→ **What is needed**: Render the following material again verbatim, leaving nothing out.
——
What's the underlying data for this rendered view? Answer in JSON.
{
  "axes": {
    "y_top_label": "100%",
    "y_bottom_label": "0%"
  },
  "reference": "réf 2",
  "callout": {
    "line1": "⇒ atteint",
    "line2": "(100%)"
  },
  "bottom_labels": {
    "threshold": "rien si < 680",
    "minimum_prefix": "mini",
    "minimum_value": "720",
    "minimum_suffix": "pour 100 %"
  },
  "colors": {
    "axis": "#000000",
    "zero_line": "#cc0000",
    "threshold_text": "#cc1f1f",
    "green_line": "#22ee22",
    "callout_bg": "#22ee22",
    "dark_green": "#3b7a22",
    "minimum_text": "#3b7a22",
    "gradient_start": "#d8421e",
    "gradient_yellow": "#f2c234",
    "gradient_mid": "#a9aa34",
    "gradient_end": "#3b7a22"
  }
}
——
→ **Result below**:
What's the underlying data for this rendered view? Answer in JSON.
{
  "axes": {
    "y_top_label": "100%",
    "y_bottom_label": "0%"
  },
  "reference": "réf 2",
  "callout": {
    "line1": "⇒ atteint",
    "line2": "(100%)"
  },
  "bottom_labels": {
    "threshold": "rien si < 680",
    "minimum_prefix": "mini",
    "minimum_value": "720",
    "minimum_suffix": "pour 100 %"
  },
  "colors": {
    "axis": "#000000",
    "zero_line": "#cc0000",
    "threshold_text": "#cc1f1f",
    "green_line": "#22ee22",
    "callout_bg": "#22ee22",
    "dark_green": "#3b7a22",
    "minimum_text": "#3b7a22",
    "gradient_start": "#d8421e",
    "gradient_yellow": "#f2c234",
    "gradient_mid": "#a9aa34",
    "gradient_end": "#3b7a22"
  }
}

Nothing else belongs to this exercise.